## Short problem:
State the number of lines that contain the word "concept", and add nothing else.

(Source records)
* Start *

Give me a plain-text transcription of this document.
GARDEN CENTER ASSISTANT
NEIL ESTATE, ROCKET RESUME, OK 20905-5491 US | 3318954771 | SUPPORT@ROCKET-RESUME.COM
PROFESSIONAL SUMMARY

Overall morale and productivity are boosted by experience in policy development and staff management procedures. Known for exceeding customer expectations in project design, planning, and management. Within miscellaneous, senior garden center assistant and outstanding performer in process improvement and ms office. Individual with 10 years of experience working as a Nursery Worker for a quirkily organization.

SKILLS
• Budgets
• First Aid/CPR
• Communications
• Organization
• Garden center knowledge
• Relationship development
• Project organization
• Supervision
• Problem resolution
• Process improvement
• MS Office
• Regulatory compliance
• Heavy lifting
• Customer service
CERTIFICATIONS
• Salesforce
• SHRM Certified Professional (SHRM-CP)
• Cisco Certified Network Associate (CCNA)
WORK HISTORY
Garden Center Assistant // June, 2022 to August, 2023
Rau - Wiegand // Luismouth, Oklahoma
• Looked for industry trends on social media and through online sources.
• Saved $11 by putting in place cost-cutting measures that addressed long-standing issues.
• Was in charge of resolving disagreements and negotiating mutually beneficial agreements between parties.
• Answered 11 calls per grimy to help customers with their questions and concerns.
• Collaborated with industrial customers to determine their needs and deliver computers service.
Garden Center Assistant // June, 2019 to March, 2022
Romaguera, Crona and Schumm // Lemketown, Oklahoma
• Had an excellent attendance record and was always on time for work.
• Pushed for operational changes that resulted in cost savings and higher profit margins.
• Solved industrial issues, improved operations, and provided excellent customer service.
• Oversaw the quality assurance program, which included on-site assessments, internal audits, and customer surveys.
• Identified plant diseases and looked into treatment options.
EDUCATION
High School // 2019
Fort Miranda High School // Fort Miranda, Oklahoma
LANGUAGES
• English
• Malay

* End *
* Start *

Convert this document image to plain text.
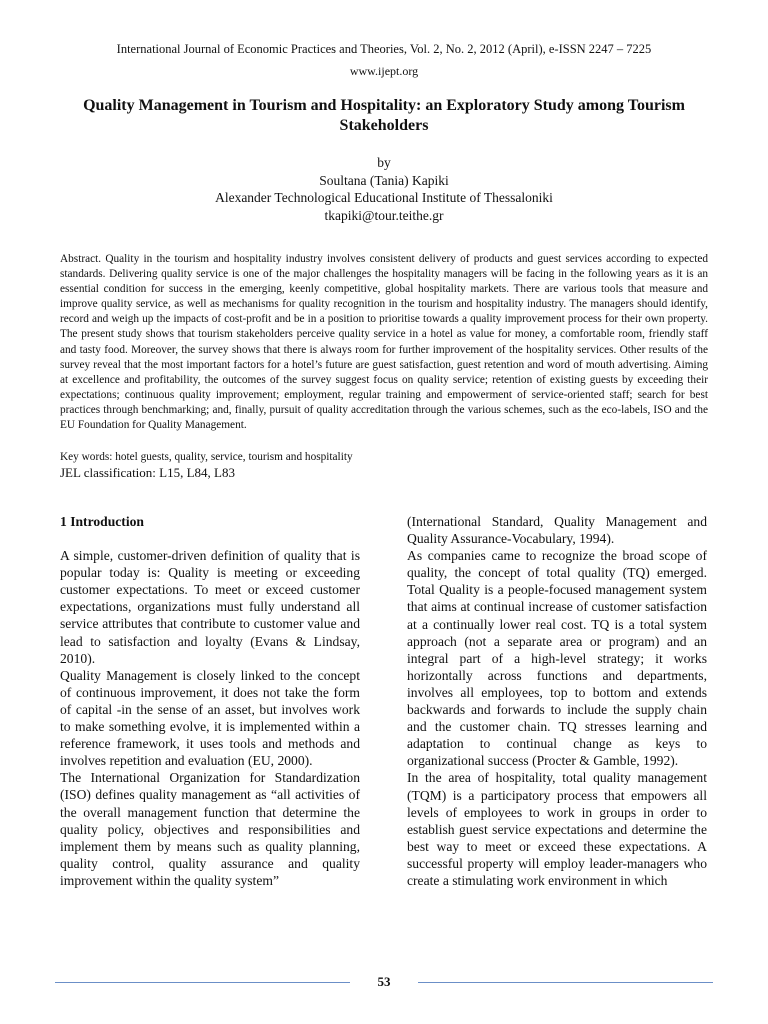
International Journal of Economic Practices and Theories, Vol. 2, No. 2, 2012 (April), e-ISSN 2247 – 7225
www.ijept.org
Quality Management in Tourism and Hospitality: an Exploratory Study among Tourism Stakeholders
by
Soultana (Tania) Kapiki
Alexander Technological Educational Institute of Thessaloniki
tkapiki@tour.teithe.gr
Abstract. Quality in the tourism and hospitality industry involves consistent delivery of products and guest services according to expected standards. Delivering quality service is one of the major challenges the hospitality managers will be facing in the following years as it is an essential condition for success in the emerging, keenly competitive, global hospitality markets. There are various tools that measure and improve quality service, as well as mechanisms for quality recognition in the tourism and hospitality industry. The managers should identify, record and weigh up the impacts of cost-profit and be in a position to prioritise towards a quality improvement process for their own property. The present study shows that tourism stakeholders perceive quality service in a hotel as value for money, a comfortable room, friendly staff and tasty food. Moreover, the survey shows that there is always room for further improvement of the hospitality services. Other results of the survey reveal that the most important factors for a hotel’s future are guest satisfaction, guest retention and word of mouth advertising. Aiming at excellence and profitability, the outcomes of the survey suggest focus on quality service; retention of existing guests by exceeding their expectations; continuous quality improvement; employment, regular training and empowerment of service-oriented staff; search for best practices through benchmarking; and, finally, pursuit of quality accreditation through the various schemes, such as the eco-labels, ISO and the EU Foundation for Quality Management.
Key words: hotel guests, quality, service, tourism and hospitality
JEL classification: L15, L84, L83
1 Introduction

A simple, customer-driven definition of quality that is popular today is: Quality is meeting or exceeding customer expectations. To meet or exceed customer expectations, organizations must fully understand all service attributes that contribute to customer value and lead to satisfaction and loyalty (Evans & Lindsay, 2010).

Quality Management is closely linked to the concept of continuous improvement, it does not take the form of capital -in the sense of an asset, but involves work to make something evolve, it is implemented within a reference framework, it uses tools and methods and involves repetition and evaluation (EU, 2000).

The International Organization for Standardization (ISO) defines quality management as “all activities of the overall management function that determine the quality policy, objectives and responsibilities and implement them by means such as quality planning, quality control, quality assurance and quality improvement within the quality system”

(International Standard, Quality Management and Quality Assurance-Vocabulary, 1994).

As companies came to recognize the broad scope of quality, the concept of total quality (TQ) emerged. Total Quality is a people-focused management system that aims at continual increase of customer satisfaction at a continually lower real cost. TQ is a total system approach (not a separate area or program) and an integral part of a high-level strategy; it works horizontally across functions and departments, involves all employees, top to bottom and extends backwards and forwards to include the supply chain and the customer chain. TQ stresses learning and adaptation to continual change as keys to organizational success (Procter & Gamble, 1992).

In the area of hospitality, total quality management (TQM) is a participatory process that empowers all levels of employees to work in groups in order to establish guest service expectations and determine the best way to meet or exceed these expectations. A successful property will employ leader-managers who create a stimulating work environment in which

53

* End *

## Correct response:
2